# PROBLEM REQUIREMENTS
Check each line of the material. Copy those containing "June".

— Begin RECORDS FOR THE TASK —

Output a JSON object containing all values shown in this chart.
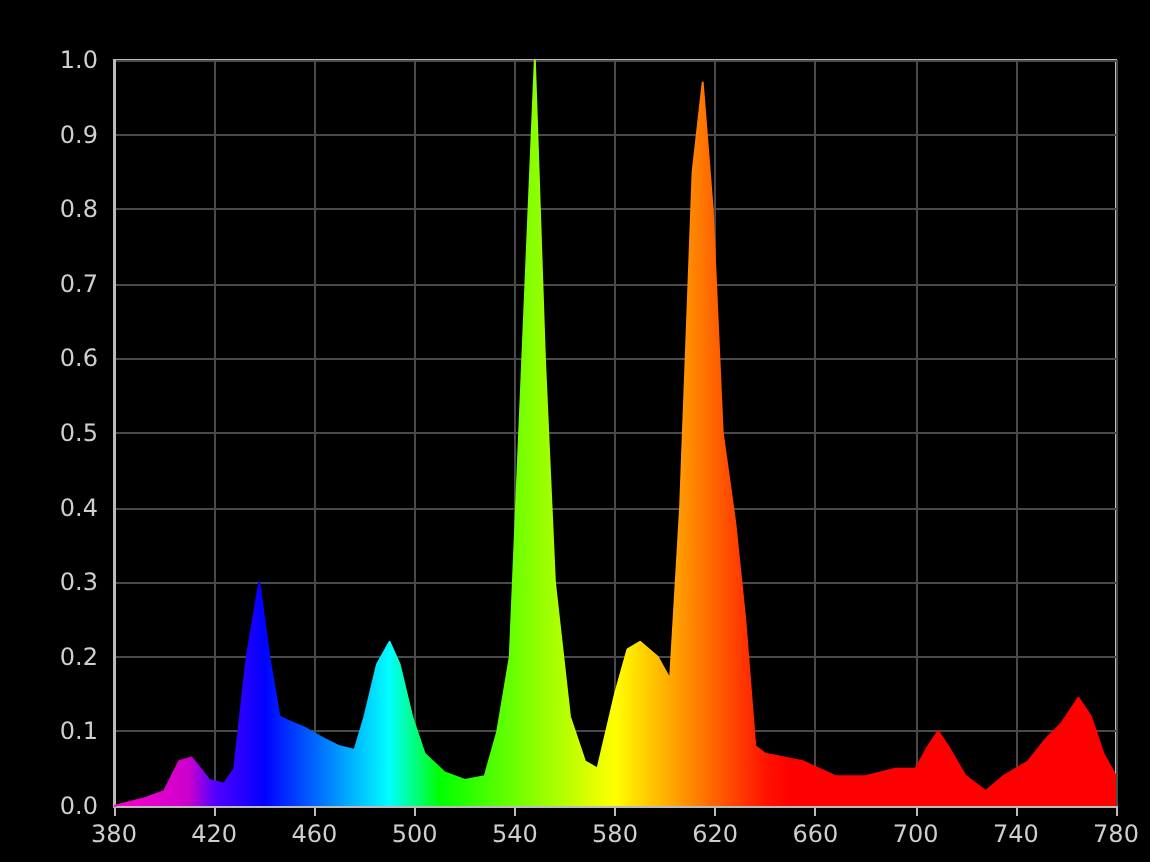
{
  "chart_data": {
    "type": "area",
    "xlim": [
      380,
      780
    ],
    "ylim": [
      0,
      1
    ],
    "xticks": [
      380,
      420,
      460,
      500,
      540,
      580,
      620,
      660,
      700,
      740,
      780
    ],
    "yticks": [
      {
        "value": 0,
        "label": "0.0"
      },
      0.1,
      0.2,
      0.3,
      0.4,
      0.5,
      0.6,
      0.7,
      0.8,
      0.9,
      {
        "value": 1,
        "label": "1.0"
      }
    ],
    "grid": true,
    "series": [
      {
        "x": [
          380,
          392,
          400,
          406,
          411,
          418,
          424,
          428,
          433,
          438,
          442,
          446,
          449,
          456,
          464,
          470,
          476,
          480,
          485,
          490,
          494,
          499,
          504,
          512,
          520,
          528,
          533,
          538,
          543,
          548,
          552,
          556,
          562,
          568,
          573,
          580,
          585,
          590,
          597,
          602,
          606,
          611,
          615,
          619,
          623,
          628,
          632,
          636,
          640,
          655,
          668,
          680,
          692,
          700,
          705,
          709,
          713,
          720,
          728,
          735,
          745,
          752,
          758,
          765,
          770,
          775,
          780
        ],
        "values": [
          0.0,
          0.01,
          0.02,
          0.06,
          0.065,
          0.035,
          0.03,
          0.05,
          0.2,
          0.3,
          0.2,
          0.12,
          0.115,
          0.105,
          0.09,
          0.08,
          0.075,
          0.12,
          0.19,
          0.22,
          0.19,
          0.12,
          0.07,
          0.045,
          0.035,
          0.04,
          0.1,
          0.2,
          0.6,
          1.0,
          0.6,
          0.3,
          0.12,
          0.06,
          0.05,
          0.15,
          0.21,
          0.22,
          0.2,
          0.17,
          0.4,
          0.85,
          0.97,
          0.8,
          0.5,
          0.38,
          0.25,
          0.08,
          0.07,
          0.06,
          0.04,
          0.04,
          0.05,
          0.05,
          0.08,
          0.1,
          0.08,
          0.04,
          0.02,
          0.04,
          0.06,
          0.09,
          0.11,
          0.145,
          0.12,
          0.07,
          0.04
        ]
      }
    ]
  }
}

— End RECORDS FOR THE TASK —
— Begin RECORDS FOR THE TASK —

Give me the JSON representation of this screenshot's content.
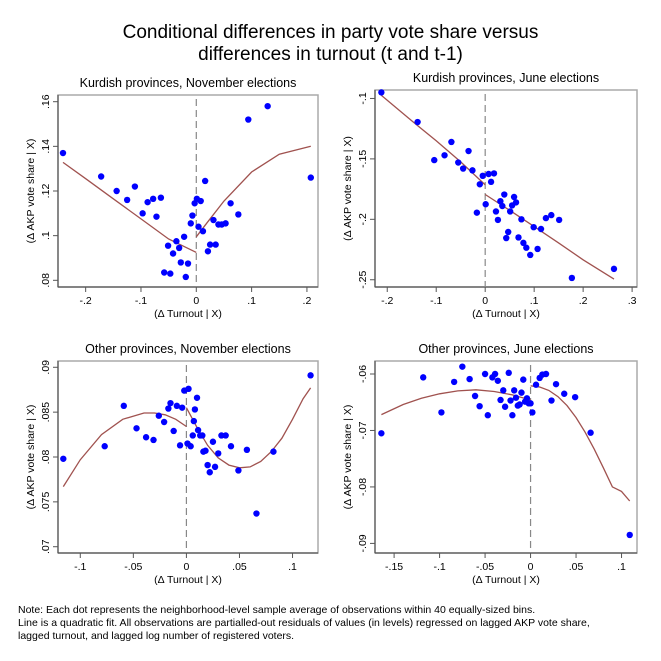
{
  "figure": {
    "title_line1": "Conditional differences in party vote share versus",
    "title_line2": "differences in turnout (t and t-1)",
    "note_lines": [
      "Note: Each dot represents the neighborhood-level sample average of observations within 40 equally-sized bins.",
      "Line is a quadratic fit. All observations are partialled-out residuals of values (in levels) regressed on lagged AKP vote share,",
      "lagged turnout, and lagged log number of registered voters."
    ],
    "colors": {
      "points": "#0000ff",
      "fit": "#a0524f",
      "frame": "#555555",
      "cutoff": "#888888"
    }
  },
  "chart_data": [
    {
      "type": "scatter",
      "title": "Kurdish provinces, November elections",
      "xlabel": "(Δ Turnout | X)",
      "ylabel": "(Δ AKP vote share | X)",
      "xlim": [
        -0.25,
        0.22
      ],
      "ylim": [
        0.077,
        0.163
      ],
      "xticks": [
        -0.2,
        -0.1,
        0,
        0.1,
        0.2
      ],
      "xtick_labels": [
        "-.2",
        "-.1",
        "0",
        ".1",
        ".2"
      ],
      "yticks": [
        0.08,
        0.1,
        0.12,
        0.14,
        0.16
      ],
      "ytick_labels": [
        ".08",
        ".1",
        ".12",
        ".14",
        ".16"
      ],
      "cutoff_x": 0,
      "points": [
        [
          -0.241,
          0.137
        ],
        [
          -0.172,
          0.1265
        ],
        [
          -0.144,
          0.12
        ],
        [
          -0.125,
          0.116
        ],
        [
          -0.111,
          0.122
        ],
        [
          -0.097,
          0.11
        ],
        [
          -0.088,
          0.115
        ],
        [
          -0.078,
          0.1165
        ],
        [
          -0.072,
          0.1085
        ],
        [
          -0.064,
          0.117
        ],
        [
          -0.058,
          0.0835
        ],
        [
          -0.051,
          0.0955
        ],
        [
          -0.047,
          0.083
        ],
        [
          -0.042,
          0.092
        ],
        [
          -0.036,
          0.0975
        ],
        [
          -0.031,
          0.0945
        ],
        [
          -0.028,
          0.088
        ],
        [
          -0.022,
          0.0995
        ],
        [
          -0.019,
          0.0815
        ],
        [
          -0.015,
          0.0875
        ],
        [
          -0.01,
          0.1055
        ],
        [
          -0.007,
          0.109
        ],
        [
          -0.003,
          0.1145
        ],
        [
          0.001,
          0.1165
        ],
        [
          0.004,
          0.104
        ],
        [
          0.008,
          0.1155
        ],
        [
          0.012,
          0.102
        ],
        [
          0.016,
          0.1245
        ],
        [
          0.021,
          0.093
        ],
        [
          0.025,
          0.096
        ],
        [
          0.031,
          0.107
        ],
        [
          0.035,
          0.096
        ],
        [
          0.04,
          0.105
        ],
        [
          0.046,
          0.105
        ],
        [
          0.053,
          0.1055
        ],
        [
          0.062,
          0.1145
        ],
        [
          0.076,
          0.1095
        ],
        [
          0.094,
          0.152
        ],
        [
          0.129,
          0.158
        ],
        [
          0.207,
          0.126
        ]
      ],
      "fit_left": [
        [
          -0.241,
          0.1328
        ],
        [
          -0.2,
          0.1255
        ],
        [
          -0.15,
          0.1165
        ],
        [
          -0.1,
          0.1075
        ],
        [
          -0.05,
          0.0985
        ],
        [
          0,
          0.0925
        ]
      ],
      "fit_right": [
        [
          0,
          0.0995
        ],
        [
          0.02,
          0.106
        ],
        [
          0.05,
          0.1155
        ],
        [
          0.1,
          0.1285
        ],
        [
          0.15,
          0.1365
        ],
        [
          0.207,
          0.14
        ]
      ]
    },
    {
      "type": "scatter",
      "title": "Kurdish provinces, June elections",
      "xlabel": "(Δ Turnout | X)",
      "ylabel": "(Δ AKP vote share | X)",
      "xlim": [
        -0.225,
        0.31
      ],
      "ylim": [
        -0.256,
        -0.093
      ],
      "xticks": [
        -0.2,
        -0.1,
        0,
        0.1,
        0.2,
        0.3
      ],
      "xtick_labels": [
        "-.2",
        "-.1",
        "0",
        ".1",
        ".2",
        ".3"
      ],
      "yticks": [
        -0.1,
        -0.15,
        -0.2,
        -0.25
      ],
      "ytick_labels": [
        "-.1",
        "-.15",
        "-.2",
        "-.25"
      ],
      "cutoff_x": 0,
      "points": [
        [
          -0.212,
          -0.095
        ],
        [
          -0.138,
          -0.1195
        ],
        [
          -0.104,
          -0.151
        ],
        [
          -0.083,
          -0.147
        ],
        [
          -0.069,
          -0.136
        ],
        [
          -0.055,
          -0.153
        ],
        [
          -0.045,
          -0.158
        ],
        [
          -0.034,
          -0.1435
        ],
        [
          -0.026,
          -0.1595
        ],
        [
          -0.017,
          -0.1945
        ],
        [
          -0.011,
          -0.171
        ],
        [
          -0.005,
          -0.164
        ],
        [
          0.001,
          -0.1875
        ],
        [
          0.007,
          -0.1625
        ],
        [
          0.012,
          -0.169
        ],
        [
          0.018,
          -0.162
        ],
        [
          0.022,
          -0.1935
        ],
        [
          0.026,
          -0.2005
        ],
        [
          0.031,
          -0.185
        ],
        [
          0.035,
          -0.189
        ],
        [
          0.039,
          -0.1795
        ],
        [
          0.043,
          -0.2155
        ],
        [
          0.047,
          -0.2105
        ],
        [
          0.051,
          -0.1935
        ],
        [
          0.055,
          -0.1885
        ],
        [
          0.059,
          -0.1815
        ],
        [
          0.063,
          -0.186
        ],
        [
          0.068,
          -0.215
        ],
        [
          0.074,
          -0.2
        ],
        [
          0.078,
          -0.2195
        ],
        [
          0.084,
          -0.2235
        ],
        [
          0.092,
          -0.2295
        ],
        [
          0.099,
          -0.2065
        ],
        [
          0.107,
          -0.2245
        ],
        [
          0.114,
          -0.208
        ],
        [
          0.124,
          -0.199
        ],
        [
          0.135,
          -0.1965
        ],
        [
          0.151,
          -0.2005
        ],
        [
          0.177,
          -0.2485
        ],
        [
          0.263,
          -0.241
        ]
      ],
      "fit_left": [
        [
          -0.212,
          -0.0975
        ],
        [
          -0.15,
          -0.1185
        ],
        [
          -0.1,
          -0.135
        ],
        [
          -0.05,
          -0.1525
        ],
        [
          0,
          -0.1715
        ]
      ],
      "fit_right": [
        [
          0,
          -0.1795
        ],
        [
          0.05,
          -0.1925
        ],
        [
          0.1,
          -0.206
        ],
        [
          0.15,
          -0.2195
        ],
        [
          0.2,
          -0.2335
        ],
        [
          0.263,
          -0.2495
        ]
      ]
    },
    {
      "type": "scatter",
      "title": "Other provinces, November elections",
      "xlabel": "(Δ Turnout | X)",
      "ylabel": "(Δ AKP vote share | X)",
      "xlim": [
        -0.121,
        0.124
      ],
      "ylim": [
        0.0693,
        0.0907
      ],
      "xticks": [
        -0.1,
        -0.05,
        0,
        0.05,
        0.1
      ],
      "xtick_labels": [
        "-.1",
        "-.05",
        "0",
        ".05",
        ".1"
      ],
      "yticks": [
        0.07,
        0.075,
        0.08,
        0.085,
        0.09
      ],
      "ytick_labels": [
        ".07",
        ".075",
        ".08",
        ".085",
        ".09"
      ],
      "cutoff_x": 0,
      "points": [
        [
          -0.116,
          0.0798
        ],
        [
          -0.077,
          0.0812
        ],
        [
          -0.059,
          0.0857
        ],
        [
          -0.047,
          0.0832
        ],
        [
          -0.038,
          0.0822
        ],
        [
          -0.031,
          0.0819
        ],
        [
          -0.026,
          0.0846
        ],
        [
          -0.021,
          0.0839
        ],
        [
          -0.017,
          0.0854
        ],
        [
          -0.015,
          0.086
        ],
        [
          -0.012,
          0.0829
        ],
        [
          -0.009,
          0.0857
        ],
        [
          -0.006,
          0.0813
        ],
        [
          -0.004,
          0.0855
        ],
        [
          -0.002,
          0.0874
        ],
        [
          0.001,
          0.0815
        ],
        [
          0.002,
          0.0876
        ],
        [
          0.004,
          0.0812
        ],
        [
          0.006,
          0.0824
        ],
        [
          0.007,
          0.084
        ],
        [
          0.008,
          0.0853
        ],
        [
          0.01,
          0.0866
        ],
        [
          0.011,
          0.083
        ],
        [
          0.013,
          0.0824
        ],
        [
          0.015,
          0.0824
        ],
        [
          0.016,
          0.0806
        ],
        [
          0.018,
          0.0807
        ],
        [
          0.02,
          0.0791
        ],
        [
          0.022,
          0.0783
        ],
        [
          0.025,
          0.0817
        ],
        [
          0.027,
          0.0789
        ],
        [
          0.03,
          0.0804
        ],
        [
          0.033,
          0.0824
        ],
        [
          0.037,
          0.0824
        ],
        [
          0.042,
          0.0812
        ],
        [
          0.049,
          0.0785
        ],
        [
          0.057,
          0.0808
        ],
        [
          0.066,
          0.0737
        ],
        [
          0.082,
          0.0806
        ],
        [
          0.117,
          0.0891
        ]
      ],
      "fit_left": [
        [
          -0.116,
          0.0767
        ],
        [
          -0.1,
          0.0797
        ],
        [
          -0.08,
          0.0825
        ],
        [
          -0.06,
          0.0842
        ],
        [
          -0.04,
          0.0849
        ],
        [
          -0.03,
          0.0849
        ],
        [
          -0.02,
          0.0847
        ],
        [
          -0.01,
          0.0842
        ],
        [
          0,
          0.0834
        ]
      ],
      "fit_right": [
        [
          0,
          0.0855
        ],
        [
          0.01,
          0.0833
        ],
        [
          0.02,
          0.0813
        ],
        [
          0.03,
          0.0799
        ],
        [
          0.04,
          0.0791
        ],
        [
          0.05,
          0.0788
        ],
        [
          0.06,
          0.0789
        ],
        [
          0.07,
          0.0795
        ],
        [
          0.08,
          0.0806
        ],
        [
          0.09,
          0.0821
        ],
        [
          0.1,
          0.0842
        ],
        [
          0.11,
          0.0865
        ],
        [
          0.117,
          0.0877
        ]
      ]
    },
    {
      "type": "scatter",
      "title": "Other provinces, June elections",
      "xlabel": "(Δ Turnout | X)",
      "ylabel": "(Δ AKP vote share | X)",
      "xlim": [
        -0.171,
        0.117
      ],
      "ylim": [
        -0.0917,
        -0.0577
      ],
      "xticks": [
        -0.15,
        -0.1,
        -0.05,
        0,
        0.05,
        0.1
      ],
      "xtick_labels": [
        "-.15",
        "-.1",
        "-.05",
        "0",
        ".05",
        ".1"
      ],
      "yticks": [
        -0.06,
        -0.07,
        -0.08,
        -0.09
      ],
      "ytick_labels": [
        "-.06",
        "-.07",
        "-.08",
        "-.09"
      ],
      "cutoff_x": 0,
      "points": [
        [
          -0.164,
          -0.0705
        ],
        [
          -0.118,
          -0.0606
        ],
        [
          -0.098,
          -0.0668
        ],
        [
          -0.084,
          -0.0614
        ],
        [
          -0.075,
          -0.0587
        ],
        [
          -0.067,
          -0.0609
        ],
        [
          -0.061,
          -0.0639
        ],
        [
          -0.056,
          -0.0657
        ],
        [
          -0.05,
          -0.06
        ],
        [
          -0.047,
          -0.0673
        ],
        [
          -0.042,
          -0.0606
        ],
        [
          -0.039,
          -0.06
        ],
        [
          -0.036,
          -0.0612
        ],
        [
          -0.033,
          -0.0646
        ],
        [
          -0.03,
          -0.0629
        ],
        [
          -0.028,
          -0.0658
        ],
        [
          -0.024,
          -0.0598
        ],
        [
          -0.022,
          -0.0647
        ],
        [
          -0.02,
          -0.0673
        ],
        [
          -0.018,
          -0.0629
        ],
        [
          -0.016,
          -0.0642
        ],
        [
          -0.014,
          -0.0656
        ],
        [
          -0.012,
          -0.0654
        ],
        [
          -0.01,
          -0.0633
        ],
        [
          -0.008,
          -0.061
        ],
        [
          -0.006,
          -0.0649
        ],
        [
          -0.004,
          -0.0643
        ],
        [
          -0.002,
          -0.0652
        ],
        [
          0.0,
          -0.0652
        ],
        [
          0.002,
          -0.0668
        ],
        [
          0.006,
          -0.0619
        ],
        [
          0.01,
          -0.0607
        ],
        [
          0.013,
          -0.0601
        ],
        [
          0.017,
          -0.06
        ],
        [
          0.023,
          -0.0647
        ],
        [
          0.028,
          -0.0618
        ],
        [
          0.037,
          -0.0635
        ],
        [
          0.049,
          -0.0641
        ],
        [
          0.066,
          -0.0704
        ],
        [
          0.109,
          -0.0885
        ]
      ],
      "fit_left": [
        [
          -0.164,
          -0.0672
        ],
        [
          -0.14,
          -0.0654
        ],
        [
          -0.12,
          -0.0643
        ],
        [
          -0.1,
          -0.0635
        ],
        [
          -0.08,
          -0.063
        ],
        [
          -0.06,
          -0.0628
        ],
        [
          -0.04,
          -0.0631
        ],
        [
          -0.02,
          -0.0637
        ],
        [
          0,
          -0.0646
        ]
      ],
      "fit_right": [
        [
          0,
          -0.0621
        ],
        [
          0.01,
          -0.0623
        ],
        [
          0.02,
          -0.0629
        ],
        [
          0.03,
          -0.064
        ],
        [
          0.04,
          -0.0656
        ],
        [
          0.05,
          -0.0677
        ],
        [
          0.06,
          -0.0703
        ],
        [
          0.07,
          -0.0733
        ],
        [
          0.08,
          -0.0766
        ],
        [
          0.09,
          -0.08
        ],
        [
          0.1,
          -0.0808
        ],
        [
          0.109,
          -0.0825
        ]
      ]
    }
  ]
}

— End RECORDS FOR THE TASK —
— Begin RECORDS FOR THE TASK —

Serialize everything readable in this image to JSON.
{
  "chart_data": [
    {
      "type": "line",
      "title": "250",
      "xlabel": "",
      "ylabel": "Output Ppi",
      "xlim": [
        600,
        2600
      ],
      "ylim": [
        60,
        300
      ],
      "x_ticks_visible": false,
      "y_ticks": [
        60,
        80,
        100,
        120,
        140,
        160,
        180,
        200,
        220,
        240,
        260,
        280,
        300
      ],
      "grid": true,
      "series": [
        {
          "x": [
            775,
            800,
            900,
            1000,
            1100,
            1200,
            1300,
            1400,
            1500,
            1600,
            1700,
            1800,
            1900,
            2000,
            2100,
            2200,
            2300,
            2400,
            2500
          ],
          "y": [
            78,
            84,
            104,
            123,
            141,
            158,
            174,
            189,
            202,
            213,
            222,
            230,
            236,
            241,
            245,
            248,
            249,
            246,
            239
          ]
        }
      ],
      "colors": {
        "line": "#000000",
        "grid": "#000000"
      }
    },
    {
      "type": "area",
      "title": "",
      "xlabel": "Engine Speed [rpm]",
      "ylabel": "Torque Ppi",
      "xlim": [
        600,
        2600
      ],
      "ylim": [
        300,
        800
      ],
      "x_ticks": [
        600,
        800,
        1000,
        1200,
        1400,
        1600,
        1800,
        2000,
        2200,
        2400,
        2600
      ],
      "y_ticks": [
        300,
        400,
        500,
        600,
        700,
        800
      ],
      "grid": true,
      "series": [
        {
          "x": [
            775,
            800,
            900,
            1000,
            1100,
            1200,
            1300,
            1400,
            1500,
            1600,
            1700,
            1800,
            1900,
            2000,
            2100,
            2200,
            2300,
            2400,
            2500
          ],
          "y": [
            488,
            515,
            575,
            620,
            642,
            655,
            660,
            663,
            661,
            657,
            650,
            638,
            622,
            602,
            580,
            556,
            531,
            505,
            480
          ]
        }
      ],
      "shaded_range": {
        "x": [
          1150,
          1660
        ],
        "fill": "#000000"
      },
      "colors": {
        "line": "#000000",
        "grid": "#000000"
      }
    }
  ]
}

— End RECORDS FOR THE TASK —

# FULL ANSWER
      "title": "Kurdish provinces, June elections",
      "title": "Other provinces, June elections",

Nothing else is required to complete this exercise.